Track down the lines that contain "ffffff" and copy them.
--- start of SOURCE DATA ---
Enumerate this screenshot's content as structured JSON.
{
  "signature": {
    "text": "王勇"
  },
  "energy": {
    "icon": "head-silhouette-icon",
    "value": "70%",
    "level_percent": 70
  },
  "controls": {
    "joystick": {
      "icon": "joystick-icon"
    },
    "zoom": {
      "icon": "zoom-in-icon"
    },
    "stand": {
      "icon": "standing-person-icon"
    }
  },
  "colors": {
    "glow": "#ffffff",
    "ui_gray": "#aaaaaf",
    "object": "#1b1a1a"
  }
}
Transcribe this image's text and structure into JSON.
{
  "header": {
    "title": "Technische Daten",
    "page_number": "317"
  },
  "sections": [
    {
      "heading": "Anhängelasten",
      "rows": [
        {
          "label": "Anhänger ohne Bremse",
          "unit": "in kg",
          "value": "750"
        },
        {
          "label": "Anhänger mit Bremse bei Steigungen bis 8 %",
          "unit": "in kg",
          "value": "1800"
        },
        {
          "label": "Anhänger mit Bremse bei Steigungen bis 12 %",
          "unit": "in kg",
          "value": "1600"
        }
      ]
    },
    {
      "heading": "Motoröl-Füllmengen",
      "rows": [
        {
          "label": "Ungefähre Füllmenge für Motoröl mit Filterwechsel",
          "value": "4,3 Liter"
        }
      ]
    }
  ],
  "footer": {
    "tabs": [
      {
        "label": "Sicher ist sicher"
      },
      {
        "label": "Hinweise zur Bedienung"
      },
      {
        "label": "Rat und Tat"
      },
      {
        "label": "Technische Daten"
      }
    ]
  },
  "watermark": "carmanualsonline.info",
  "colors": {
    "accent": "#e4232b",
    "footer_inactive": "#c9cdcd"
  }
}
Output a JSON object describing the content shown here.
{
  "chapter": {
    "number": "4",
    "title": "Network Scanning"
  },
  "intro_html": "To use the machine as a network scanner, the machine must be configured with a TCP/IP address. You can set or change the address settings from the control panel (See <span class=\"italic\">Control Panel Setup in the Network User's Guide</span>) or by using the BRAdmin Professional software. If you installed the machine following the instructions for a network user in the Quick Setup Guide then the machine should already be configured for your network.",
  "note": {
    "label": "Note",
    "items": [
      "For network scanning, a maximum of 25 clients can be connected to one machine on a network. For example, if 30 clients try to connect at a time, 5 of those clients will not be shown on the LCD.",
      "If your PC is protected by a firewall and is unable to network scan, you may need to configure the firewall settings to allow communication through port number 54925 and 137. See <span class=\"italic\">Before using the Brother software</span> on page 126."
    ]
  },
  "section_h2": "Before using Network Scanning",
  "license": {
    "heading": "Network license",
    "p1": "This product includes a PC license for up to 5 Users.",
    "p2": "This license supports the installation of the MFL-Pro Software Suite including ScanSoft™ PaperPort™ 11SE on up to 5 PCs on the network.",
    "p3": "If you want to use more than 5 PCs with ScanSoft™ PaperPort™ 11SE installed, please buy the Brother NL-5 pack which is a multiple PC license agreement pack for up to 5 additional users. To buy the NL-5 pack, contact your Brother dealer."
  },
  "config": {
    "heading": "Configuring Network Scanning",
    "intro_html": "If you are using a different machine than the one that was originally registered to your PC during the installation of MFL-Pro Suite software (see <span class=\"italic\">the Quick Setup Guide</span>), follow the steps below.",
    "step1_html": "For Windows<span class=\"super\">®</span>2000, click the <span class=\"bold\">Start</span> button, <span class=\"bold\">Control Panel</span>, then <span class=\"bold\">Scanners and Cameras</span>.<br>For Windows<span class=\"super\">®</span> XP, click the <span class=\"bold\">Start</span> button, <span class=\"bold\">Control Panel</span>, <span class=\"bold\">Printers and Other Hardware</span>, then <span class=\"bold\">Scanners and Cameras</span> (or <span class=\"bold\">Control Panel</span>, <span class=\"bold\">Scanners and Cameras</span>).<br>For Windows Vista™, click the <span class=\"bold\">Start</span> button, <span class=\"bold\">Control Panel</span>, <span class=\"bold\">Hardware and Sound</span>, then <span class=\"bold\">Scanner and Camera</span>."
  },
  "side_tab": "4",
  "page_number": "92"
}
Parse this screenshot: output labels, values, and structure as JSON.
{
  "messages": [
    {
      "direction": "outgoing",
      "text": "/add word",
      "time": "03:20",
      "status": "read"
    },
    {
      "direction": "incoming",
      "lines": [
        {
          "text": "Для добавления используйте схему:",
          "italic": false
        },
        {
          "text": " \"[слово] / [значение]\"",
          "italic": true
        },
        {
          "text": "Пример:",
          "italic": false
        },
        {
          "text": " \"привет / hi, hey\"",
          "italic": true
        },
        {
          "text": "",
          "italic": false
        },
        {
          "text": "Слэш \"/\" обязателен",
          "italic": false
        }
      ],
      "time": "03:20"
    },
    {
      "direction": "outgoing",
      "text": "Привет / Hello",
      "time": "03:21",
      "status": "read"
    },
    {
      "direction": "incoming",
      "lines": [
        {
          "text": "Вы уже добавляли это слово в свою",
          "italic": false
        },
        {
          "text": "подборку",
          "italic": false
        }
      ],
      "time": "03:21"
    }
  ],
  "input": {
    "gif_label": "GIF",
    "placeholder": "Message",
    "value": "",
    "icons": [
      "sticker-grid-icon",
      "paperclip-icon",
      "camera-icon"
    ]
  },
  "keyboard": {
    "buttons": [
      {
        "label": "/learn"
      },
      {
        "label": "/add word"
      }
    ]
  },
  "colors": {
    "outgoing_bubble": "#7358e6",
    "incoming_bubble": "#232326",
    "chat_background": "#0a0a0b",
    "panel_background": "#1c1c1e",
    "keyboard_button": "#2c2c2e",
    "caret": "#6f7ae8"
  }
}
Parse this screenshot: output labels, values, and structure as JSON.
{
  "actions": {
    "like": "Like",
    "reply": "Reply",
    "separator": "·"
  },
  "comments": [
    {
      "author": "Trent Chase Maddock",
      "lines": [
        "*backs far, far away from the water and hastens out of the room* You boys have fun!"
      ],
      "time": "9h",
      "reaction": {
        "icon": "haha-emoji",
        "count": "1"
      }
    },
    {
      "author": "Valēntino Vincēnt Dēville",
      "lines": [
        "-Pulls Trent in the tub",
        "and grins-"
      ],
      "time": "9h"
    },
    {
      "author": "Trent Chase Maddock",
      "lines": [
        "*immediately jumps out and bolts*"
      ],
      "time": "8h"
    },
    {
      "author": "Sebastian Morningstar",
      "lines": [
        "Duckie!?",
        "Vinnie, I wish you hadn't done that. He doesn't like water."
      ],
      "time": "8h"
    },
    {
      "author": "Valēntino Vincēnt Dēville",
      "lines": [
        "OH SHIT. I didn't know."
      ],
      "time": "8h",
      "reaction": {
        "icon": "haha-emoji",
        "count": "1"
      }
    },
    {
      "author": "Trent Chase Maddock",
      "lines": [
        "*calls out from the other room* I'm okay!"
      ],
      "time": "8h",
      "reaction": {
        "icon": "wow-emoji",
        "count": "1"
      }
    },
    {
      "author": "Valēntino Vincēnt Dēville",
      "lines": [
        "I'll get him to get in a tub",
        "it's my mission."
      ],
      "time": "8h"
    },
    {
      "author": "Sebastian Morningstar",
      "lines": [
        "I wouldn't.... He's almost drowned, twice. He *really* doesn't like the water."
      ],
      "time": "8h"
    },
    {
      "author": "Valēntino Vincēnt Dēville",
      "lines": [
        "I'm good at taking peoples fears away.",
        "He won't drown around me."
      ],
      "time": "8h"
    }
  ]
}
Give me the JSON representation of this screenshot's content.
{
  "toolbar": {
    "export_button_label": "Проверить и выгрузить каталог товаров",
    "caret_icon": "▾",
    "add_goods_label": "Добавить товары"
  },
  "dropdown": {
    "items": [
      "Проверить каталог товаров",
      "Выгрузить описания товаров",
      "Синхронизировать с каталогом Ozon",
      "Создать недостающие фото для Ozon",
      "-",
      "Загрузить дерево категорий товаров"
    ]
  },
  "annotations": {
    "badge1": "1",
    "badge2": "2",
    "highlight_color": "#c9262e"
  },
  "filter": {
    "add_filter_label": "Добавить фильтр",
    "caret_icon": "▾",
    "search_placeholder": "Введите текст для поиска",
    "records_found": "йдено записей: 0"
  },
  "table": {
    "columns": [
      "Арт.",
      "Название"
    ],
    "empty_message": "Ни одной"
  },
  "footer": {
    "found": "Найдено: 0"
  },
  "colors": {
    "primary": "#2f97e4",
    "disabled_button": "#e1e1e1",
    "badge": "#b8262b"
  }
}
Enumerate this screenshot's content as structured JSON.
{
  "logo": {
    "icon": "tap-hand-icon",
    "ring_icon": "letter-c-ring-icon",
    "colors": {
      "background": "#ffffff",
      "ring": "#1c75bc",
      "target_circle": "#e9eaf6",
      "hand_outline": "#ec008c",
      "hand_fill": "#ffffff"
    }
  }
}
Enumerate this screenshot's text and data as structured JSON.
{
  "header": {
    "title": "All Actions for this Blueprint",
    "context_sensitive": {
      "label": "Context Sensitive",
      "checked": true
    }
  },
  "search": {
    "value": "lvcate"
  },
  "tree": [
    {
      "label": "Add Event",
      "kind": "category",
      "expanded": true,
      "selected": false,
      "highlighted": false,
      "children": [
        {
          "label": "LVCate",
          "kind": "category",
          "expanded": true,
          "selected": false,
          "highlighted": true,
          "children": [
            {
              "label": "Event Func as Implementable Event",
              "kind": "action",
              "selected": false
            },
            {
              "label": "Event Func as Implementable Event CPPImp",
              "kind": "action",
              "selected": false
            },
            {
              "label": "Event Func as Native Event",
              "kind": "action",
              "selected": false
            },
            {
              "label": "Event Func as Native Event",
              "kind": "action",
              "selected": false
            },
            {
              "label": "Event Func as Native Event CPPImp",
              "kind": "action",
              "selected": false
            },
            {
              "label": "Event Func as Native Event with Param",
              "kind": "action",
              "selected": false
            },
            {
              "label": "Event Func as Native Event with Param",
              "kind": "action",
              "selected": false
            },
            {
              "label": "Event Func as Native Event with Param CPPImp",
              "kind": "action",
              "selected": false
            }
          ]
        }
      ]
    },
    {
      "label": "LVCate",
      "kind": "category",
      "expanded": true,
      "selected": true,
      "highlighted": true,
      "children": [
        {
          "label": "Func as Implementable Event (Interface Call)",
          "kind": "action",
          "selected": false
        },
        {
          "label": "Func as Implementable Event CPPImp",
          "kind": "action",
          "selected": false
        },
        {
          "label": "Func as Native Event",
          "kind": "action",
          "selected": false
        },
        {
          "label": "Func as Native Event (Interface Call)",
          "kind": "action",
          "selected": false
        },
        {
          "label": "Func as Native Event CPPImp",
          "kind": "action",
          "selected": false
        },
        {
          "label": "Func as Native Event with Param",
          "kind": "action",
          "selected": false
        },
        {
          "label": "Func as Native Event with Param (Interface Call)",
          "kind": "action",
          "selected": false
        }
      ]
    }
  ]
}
--- end of SOURCE DATA ---
# FINISHED EXERCISE
    "glow": "#ffffff",
      "background": "#ffffff",
      "hand_fill": "#ffffff"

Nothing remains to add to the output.